# RECORDED INFORMATION
## begin

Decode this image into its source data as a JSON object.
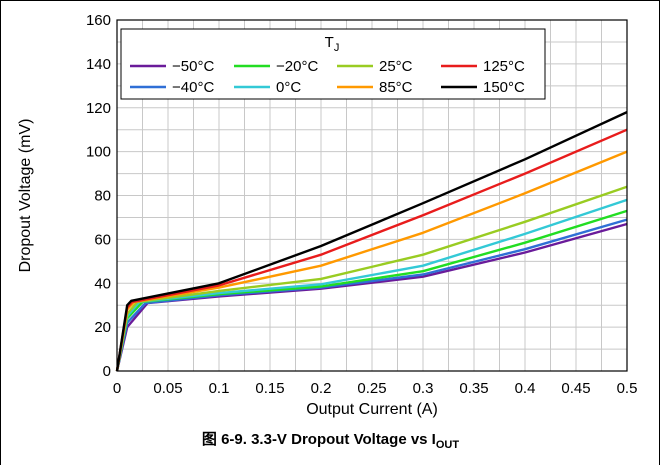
{
  "caption": {
    "prefix": "图 6-9. 3.3-V Dropout Voltage vs I",
    "sub": "OUT"
  },
  "chart_data": {
    "type": "line",
    "title": "",
    "xlabel": "Output Current (A)",
    "ylabel": "Dropout Voltage (mV)",
    "xlim": [
      0,
      0.5
    ],
    "ylim": [
      0,
      160
    ],
    "xticks": [
      0,
      0.05,
      0.1,
      0.15,
      0.2,
      0.25,
      0.3,
      0.35,
      0.4,
      0.45,
      0.5
    ],
    "xtick_labels": [
      "0",
      "0.05",
      "0.1",
      "0.15",
      "0.2",
      "0.25",
      "0.3",
      "0.35",
      "0.4",
      "0.45",
      "0.5"
    ],
    "yticks": [
      0,
      20,
      40,
      60,
      80,
      100,
      120,
      140,
      160
    ],
    "grid": true,
    "legend": {
      "title_main": "T",
      "title_sub": "J",
      "placement": "top",
      "columns": 4
    },
    "series": [
      {
        "name": "−50°C",
        "color": "#6a1b9a",
        "x": [
          0,
          0.01,
          0.03,
          0.1,
          0.2,
          0.3,
          0.4,
          0.5
        ],
        "y": [
          0,
          20,
          31,
          34,
          37.5,
          43,
          54,
          67
        ]
      },
      {
        "name": "−40°C",
        "color": "#2f6fd6",
        "x": [
          0,
          0.01,
          0.028,
          0.1,
          0.2,
          0.3,
          0.4,
          0.5
        ],
        "y": [
          0,
          22,
          31,
          34.5,
          38,
          44,
          55.5,
          69
        ]
      },
      {
        "name": "−20°C",
        "color": "#22dd22",
        "x": [
          0,
          0.01,
          0.025,
          0.1,
          0.2,
          0.3,
          0.4,
          0.5
        ],
        "y": [
          0,
          24,
          31.5,
          35,
          38.5,
          45.5,
          58.5,
          73
        ]
      },
      {
        "name": "0°C",
        "color": "#33c9d6",
        "x": [
          0,
          0.01,
          0.022,
          0.1,
          0.2,
          0.3,
          0.4,
          0.5
        ],
        "y": [
          0,
          25,
          31.5,
          35.5,
          39.5,
          48,
          62.5,
          78
        ]
      },
      {
        "name": "25°C",
        "color": "#99cc22",
        "x": [
          0,
          0.01,
          0.02,
          0.1,
          0.2,
          0.3,
          0.4,
          0.5
        ],
        "y": [
          0,
          26,
          31.5,
          36.5,
          42,
          53,
          68,
          84
        ]
      },
      {
        "name": "85°C",
        "color": "#ff9900",
        "x": [
          0,
          0.01,
          0.017,
          0.1,
          0.2,
          0.3,
          0.4,
          0.5
        ],
        "y": [
          0,
          28,
          31.5,
          38,
          48,
          63,
          81,
          100
        ]
      },
      {
        "name": "125°C",
        "color": "#e81c1c",
        "x": [
          0,
          0.01,
          0.015,
          0.1,
          0.2,
          0.3,
          0.4,
          0.5
        ],
        "y": [
          0,
          29,
          31.5,
          39,
          53,
          71,
          90,
          110
        ]
      },
      {
        "name": "150°C",
        "color": "#000000",
        "x": [
          0,
          0.01,
          0.014,
          0.1,
          0.2,
          0.3,
          0.4,
          0.5
        ],
        "y": [
          0,
          30,
          32,
          40,
          57,
          76.5,
          96.5,
          118
        ]
      }
    ]
  }
}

## end

# DIRECTIONS FOR THIS TASK
Locate each line with the word "name" and copy it.

# THE RESPONSE
        "name": "−50°C",
        "name": "−40°C",
        "name": "−20°C",
        "name": "0°C",
        "name": "25°C",
        "name": "85°C",
        "name": "125°C",
        "name": "150°C",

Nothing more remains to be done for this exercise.